Instruction:
Where does the string "mexicano" appear? Copy every line of the entries below that holds it.

Stored records:
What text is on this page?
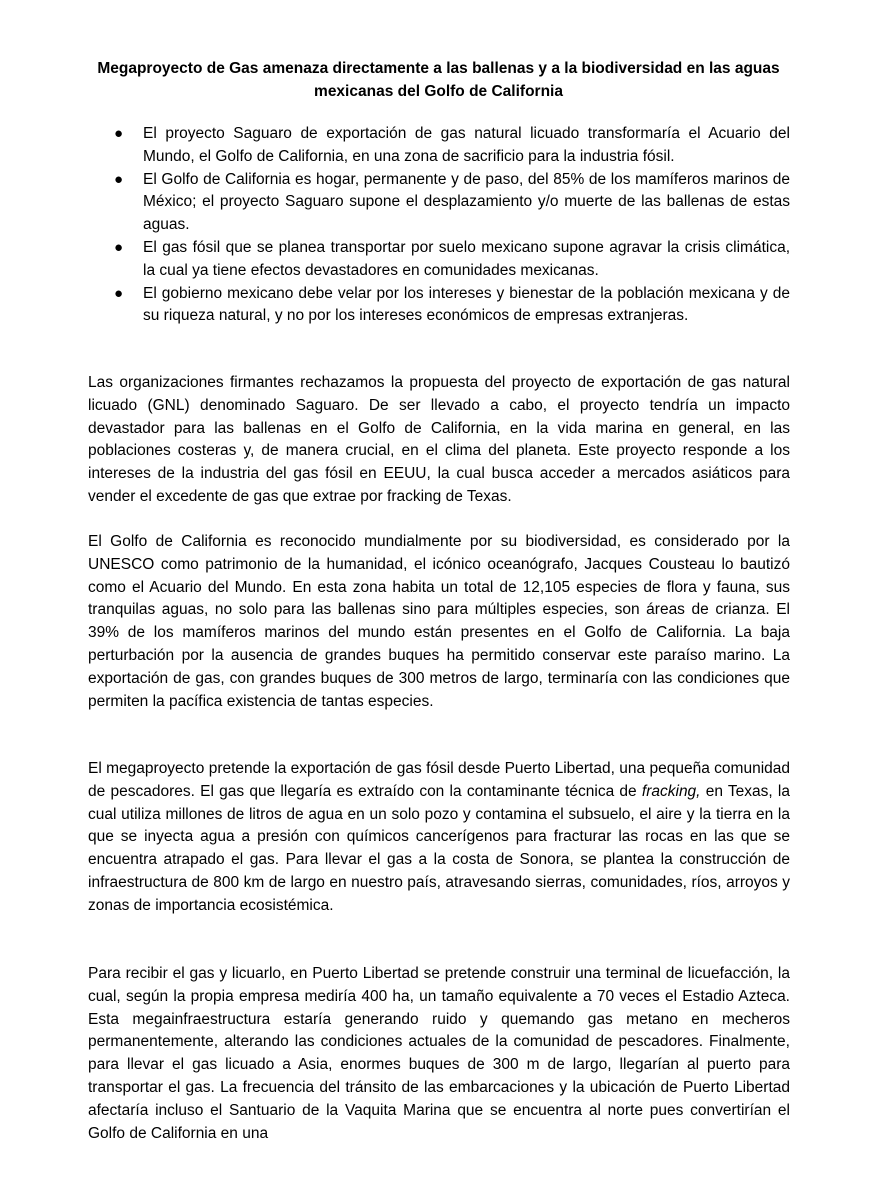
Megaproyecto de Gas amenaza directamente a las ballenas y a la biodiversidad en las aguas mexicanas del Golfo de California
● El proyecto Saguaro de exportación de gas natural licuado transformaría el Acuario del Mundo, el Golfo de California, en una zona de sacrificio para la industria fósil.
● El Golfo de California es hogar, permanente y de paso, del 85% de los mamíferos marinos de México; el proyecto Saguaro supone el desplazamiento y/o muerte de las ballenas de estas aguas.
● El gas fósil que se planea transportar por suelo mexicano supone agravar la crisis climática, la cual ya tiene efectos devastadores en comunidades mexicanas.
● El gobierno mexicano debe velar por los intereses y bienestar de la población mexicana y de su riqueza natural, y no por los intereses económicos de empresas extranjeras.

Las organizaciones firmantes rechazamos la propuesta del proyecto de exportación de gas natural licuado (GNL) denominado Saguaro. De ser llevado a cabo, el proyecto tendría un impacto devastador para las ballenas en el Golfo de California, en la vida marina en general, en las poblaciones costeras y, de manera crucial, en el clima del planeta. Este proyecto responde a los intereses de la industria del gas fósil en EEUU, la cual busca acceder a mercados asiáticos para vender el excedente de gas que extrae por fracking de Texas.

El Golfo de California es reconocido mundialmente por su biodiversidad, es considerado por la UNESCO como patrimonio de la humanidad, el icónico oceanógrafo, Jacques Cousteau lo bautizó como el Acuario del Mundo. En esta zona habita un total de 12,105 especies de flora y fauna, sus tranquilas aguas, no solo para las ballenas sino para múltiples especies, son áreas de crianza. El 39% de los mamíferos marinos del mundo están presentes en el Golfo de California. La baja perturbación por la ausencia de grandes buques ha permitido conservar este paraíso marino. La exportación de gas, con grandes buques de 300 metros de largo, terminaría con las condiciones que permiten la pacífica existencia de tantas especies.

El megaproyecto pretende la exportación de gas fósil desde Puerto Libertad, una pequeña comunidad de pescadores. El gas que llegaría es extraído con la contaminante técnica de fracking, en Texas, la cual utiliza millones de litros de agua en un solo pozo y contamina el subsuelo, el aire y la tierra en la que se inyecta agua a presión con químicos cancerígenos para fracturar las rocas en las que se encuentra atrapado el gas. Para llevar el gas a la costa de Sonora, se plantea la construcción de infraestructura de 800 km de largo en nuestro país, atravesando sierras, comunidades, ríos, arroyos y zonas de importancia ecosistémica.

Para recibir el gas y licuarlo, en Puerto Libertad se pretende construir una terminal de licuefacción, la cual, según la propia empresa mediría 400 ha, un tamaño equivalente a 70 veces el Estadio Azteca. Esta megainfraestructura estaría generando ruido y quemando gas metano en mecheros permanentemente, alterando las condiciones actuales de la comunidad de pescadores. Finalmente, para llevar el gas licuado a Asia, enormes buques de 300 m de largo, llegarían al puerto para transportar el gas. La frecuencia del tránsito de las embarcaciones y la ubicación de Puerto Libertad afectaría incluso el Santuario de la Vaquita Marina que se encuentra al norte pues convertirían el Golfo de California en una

Written solution:
● El gas fósil que se planea transportar por suelo mexicano supone agravar la crisis climática, la cual ya tiene efectos devastadores en comunidades mexicanas.
● El gobierno mexicano debe velar por los intereses y bienestar de la población mexicana y de su riqueza natural, y no por los intereses económicos de empresas extranjeras.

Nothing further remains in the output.